> **Your objective**
Extract the listing below in full, unchanged.

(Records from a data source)
──────────
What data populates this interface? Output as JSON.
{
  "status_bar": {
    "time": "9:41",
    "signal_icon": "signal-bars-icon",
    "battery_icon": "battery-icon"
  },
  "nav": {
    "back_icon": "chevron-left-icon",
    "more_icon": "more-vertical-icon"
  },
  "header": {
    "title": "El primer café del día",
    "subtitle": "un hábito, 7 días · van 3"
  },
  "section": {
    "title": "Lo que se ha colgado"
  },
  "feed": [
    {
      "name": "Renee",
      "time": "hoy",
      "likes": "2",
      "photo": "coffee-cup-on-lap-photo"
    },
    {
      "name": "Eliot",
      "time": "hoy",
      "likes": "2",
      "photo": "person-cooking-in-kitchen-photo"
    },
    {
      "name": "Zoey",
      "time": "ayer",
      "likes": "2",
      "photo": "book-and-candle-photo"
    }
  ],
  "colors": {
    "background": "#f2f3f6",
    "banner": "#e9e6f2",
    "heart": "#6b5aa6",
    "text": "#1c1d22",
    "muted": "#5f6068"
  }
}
──────────
> **Output**
What data populates this interface? Output as JSON.
{
  "status_bar": {
    "time": "9:41",
    "signal_icon": "signal-bars-icon",
    "battery_icon": "battery-icon"
  },
  "nav": {
    "back_icon": "chevron-left-icon",
    "more_icon": "more-vertical-icon"
  },
  "header": {
    "title": "El primer café del día",
    "subtitle": "un hábito, 7 días · van 3"
  },
  "section": {
    "title": "Lo que se ha colgado"
  },
  "feed": [
    {
      "name": "Renee",
      "time": "hoy",
      "likes": "2",
      "photo": "coffee-cup-on-lap-photo"
    },
    {
      "name": "Eliot",
      "time": "hoy",
      "likes": "2",
      "photo": "person-cooking-in-kitchen-photo"
    },
    {
      "name": "Zoey",
      "time": "ayer",
      "likes": "2",
      "photo": "book-and-candle-photo"
    }
  ],
  "colors": {
    "background": "#f2f3f6",
    "banner": "#e9e6f2",
    "heart": "#6b5aa6",
    "text": "#1c1d22",
    "muted": "#5f6068"
  }
}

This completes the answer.